→ **DIRECTIONS**
Without the pictures, reproduce the records that follow exactly.

→ **EXERCISE MATERIAL**
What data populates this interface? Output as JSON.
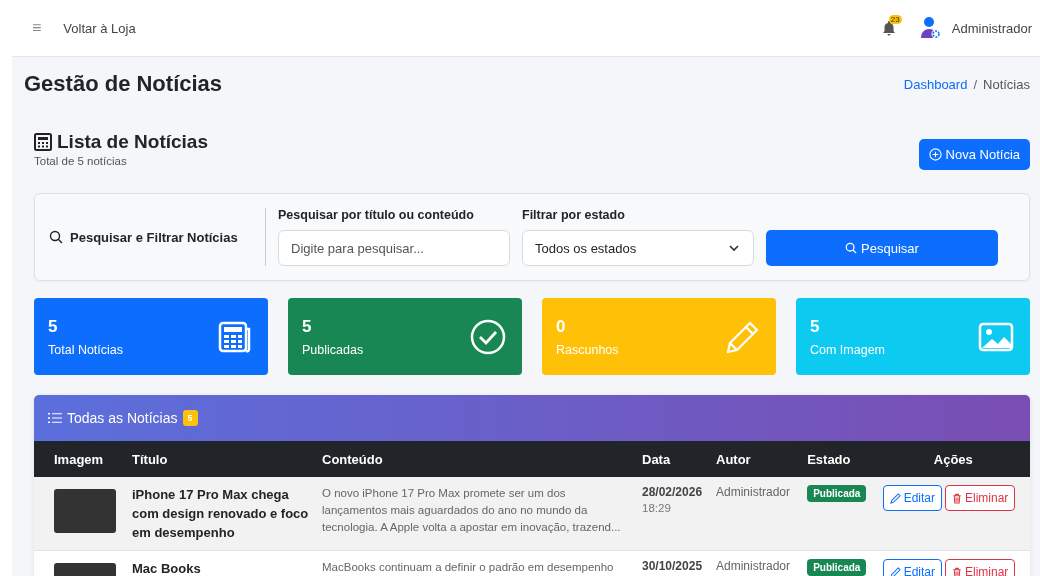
{
  "topbar": {
    "menu_icon": "≡",
    "back_link": "Voltar à Loja",
    "notification_count": "23",
    "user": "Administrador"
  },
  "page": {
    "title": "Gestão de Notícias",
    "breadcrumb_separator": "/",
    "breadcrumb": [
      {
        "label": "Dashboard",
        "selected": false
      },
      {
        "label": "Notícias",
        "selected": true
      }
    ]
  },
  "list_header": {
    "title": "Lista de Notícias",
    "subtitle": "Total de 5 notícias",
    "new_button": "Nova Notícia"
  },
  "filters": {
    "title": "Pesquisar e Filtrar Notícias",
    "search_label": "Pesquisar por título ou conteúdo",
    "search_placeholder": "Digite para pesquisar...",
    "status_label": "Filtrar por estado",
    "status_value": "Todos os estados",
    "search_button": "Pesquisar"
  },
  "stats": [
    {
      "kind": "total",
      "value": "5",
      "label": "Total Notícias",
      "color": "#0d6efd"
    },
    {
      "kind": "published",
      "value": "5",
      "label": "Publicadas",
      "color": "#198754"
    },
    {
      "kind": "draft",
      "value": "0",
      "label": "Rascunhos",
      "color": "#ffc107"
    },
    {
      "kind": "image",
      "value": "5",
      "label": "Com Imagem",
      "color": "#0dcaf0"
    }
  ],
  "table": {
    "title": "Todas as Notícias",
    "count": "5",
    "columns": [
      "Imagem",
      "Título",
      "Conteúdo",
      "Data",
      "Autor",
      "Estado",
      "Ações"
    ],
    "rows": [
      {
        "title": "iPhone 17 Pro Max chega com design renovado e foco em desempenho",
        "content": "O novo iPhone 17 Pro Max promete ser um dos lançamentos mais aguardados do ano no mundo da tecnologia. A Apple volta a apostar em inovação, trazend...",
        "date": "28/02/2026",
        "time": "18:29",
        "author": "Administrador",
        "status": {
          "kind": "published",
          "label": "Publicada"
        },
        "edit": "Editar",
        "delete": "Eliminar"
      },
      {
        "title": "Mac Books",
        "content": "MacBooks continuam a definir o padrão em desempenho",
        "date": "30/10/2025",
        "time": "",
        "author": "Administrador",
        "status": {
          "kind": "published",
          "label": "Publicada"
        },
        "edit": "Editar",
        "delete": "Eliminar"
      }
    ]
  }
}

→ **SOLVED PROBLEM**
What data populates this interface? Output as JSON.
{
  "topbar": {
    "menu_icon": "≡",
    "back_link": "Voltar à Loja",
    "notification_count": "23",
    "user": "Administrador"
  },
  "page": {
    "title": "Gestão de Notícias",
    "breadcrumb_separator": "/",
    "breadcrumb": [
      {
        "label": "Dashboard",
        "selected": false
      },
      {
        "label": "Notícias",
        "selected": true
      }
    ]
  },
  "list_header": {
    "title": "Lista de Notícias",
    "subtitle": "Total de 5 notícias",
    "new_button": "Nova Notícia"
  },
  "filters": {
    "title": "Pesquisar e Filtrar Notícias",
    "search_label": "Pesquisar por título ou conteúdo",
    "search_placeholder": "Digite para pesquisar...",
    "status_label": "Filtrar por estado",
    "status_value": "Todos os estados",
    "search_button": "Pesquisar"
  },
  "stats": [
    {
      "kind": "total",
      "value": "5",
      "label": "Total Notícias",
      "color": "#0d6efd"
    },
    {
      "kind": "published",
      "value": "5",
      "label": "Publicadas",
      "color": "#198754"
    },
    {
      "kind": "draft",
      "value": "0",
      "label": "Rascunhos",
      "color": "#ffc107"
    },
    {
      "kind": "image",
      "value": "5",
      "label": "Com Imagem",
      "color": "#0dcaf0"
    }
  ],
  "table": {
    "title": "Todas as Notícias",
    "count": "5",
    "columns": [
      "Imagem",
      "Título",
      "Conteúdo",
      "Data",
      "Autor",
      "Estado",
      "Ações"
    ],
    "rows": [
      {
        "title": "iPhone 17 Pro Max chega com design renovado e foco em desempenho",
        "content": "O novo iPhone 17 Pro Max promete ser um dos lançamentos mais aguardados do ano no mundo da tecnologia. A Apple volta a apostar em inovação, trazend...",
        "date": "28/02/2026",
        "time": "18:29",
        "author": "Administrador",
        "status": {
          "kind": "published",
          "label": "Publicada"
        },
        "edit": "Editar",
        "delete": "Eliminar"
      },
      {
        "title": "Mac Books",
        "content": "MacBooks continuam a definir o padrão em desempenho",
        "date": "30/10/2025",
        "time": "",
        "author": "Administrador",
        "status": {
          "kind": "published",
          "label": "Publicada"
        },
        "edit": "Editar",
        "delete": "Eliminar"
      }
    ]
  }
}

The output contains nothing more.